[Saved entries]
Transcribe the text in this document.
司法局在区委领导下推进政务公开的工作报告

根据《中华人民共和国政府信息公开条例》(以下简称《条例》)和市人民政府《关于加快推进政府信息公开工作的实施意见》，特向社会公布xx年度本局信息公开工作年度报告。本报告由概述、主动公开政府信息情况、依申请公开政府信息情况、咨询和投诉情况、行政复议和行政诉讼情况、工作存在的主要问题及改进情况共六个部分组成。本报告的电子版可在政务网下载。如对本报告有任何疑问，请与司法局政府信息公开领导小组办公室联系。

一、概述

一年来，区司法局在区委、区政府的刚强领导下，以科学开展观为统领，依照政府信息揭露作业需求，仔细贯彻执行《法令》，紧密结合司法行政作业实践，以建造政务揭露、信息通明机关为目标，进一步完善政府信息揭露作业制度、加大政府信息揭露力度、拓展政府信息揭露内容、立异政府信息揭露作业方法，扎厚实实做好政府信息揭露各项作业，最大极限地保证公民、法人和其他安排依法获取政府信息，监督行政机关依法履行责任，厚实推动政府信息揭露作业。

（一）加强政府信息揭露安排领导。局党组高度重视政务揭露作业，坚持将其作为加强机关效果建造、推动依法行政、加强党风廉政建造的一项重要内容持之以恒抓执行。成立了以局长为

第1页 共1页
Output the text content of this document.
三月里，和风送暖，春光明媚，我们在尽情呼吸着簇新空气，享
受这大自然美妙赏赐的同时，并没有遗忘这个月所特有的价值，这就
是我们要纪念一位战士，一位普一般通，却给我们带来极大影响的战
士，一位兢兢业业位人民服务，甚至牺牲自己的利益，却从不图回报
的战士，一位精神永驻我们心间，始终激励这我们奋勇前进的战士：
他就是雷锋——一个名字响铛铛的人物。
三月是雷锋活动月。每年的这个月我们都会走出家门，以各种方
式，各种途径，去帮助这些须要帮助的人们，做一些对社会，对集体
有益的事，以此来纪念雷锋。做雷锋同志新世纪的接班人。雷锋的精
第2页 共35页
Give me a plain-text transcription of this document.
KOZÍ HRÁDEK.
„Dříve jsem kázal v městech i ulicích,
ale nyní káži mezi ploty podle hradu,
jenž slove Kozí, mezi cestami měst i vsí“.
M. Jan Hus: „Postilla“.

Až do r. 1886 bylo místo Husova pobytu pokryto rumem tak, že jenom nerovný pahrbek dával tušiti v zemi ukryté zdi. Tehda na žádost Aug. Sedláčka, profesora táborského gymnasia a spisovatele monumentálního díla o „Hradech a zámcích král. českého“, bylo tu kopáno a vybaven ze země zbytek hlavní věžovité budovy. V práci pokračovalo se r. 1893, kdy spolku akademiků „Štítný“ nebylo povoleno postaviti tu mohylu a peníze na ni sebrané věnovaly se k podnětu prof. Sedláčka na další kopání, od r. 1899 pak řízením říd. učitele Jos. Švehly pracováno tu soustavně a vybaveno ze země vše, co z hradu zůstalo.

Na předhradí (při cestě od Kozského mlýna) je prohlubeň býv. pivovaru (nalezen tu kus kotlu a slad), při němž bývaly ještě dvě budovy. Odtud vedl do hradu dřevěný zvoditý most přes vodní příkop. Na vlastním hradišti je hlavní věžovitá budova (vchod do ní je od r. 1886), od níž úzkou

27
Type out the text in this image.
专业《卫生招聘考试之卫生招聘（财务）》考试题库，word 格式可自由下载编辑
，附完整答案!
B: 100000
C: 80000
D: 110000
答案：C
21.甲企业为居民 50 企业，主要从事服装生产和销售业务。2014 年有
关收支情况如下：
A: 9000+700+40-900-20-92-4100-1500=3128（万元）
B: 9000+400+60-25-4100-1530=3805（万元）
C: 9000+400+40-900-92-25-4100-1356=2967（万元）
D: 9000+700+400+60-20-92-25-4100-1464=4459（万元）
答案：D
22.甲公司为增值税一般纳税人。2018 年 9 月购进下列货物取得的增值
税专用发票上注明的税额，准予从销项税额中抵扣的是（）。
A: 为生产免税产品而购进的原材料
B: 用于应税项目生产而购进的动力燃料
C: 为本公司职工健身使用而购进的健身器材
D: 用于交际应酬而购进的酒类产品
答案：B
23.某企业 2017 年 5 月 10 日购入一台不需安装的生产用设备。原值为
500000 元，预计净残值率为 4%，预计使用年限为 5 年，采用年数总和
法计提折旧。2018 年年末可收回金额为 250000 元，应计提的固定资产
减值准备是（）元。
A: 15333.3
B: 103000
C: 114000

Aim:
From the entries above, copy out every line where the string "text" appears.

Task answer:
Transcribe the text in this document.
Output the text content of this document.
Give me a plain-text transcription of this document.
Type out the text in this image.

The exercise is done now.